• **OBJECTIVE**: Reproduce all the entries precisely.
__________
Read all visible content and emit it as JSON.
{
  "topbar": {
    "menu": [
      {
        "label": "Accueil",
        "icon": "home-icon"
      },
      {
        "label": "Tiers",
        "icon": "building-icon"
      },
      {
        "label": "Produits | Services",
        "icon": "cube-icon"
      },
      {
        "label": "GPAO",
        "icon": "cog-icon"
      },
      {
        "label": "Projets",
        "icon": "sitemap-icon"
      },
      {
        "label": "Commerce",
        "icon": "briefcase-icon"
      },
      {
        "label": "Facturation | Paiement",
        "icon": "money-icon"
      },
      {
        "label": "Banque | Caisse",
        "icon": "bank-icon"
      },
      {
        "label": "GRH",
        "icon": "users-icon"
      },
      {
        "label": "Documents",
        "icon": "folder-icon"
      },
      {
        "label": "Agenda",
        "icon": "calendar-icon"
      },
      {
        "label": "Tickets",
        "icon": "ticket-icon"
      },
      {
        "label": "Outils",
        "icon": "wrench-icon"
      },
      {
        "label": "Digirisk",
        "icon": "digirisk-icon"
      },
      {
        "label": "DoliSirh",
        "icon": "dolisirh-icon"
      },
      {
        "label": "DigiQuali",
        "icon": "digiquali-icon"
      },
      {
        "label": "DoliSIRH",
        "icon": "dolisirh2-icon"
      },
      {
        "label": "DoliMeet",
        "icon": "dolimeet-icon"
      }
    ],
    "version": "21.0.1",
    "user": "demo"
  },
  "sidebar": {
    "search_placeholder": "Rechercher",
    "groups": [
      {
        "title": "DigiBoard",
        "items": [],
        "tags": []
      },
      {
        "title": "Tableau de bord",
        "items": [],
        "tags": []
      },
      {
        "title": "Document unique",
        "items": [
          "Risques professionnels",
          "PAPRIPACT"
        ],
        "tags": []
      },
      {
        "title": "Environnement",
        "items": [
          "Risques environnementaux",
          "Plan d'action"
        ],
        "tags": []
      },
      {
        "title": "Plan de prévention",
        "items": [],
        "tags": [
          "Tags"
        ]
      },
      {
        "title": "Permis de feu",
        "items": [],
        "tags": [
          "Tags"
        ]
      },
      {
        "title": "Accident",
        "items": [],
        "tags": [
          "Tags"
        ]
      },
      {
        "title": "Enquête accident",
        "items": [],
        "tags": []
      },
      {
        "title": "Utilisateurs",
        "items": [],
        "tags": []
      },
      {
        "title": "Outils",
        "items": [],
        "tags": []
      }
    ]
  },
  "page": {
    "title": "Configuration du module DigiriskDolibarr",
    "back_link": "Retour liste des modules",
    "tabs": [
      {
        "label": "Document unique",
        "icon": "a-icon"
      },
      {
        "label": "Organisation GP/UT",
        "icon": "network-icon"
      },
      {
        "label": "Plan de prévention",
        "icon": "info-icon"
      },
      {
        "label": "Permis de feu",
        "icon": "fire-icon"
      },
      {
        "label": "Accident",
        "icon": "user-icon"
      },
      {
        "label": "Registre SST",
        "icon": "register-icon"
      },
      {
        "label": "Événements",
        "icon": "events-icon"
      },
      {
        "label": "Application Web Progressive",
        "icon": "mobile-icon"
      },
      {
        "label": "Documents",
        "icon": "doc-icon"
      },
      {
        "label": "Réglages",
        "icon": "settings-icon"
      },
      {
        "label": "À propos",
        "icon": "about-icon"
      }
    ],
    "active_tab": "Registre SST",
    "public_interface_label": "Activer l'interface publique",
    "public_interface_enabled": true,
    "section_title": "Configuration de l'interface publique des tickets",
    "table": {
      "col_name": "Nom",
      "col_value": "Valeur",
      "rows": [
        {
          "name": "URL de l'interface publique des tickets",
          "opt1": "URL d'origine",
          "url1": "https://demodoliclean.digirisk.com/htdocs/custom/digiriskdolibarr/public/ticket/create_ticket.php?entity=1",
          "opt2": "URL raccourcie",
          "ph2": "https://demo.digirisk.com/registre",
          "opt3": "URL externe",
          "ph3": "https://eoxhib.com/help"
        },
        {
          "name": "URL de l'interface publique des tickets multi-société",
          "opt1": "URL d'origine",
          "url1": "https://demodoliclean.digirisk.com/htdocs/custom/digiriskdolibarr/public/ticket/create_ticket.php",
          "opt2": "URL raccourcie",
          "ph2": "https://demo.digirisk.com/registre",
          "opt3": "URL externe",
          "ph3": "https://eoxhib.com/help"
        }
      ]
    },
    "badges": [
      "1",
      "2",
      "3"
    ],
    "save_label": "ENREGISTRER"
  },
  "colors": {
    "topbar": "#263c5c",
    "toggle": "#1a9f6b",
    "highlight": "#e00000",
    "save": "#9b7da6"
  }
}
__________
• **ANSWER IN FULL**:
Read all visible content and emit it as JSON.
{
  "topbar": {
    "menu": [
      {
        "label": "Accueil",
        "icon": "home-icon"
      },
      {
        "label": "Tiers",
        "icon": "building-icon"
      },
      {
        "label": "Produits | Services",
        "icon": "cube-icon"
      },
      {
        "label": "GPAO",
        "icon": "cog-icon"
      },
      {
        "label": "Projets",
        "icon": "sitemap-icon"
      },
      {
        "label": "Commerce",
        "icon": "briefcase-icon"
      },
      {
        "label": "Facturation | Paiement",
        "icon": "money-icon"
      },
      {
        "label": "Banque | Caisse",
        "icon": "bank-icon"
      },
      {
        "label": "GRH",
        "icon": "users-icon"
      },
      {
        "label": "Documents",
        "icon": "folder-icon"
      },
      {
        "label": "Agenda",
        "icon": "calendar-icon"
      },
      {
        "label": "Tickets",
        "icon": "ticket-icon"
      },
      {
        "label": "Outils",
        "icon": "wrench-icon"
      },
      {
        "label": "Digirisk",
        "icon": "digirisk-icon"
      },
      {
        "label": "DoliSirh",
        "icon": "dolisirh-icon"
      },
      {
        "label": "DigiQuali",
        "icon": "digiquali-icon"
      },
      {
        "label": "DoliSIRH",
        "icon": "dolisirh2-icon"
      },
      {
        "label": "DoliMeet",
        "icon": "dolimeet-icon"
      }
    ],
    "version": "21.0.1",
    "user": "demo"
  },
  "sidebar": {
    "search_placeholder": "Rechercher",
    "groups": [
      {
        "title": "DigiBoard",
        "items": [],
        "tags": []
      },
      {
        "title": "Tableau de bord",
        "items": [],
        "tags": []
      },
      {
        "title": "Document unique",
        "items": [
          "Risques professionnels",
          "PAPRIPACT"
        ],
        "tags": []
      },
      {
        "title": "Environnement",
        "items": [
          "Risques environnementaux",
          "Plan d'action"
        ],
        "tags": []
      },
      {
        "title": "Plan de prévention",
        "items": [],
        "tags": [
          "Tags"
        ]
      },
      {
        "title": "Permis de feu",
        "items": [],
        "tags": [
          "Tags"
        ]
      },
      {
        "title": "Accident",
        "items": [],
        "tags": [
          "Tags"
        ]
      },
      {
        "title": "Enquête accident",
        "items": [],
        "tags": []
      },
      {
        "title": "Utilisateurs",
        "items": [],
        "tags": []
      },
      {
        "title": "Outils",
        "items": [],
        "tags": []
      }
    ]
  },
  "page": {
    "title": "Configuration du module DigiriskDolibarr",
    "back_link": "Retour liste des modules",
    "tabs": [
      {
        "label": "Document unique",
        "icon": "a-icon"
      },
      {
        "label": "Organisation GP/UT",
        "icon": "network-icon"
      },
      {
        "label": "Plan de prévention",
        "icon": "info-icon"
      },
      {
        "label": "Permis de feu",
        "icon": "fire-icon"
      },
      {
        "label": "Accident",
        "icon": "user-icon"
      },
      {
        "label": "Registre SST",
        "icon": "register-icon"
      },
      {
        "label": "Événements",
        "icon": "events-icon"
      },
      {
        "label": "Application Web Progressive",
        "icon": "mobile-icon"
      },
      {
        "label": "Documents",
        "icon": "doc-icon"
      },
      {
        "label": "Réglages",
        "icon": "settings-icon"
      },
      {
        "label": "À propos",
        "icon": "about-icon"
      }
    ],
    "active_tab": "Registre SST",
    "public_interface_label": "Activer l'interface publique",
    "public_interface_enabled": true,
    "section_title": "Configuration de l'interface publique des tickets",
    "table": {
      "col_name": "Nom",
      "col_value": "Valeur",
      "rows": [
        {
          "name": "URL de l'interface publique des tickets",
          "opt1": "URL d'origine",
          "url1": "https://demodoliclean.digirisk.com/htdocs/custom/digiriskdolibarr/public/ticket/create_ticket.php?entity=1",
          "opt2": "URL raccourcie",
          "ph2": "https://demo.digirisk.com/registre",
          "opt3": "URL externe",
          "ph3": "https://eoxhib.com/help"
        },
        {
          "name": "URL de l'interface publique des tickets multi-société",
          "opt1": "URL d'origine",
          "url1": "https://demodoliclean.digirisk.com/htdocs/custom/digiriskdolibarr/public/ticket/create_ticket.php",
          "opt2": "URL raccourcie",
          "ph2": "https://demo.digirisk.com/registre",
          "opt3": "URL externe",
          "ph3": "https://eoxhib.com/help"
        }
      ]
    },
    "badges": [
      "1",
      "2",
      "3"
    ],
    "save_label": "ENREGISTRER"
  },
  "colors": {
    "topbar": "#263c5c",
    "toggle": "#1a9f6b",
    "highlight": "#e00000",
    "save": "#9b7da6"
  }
}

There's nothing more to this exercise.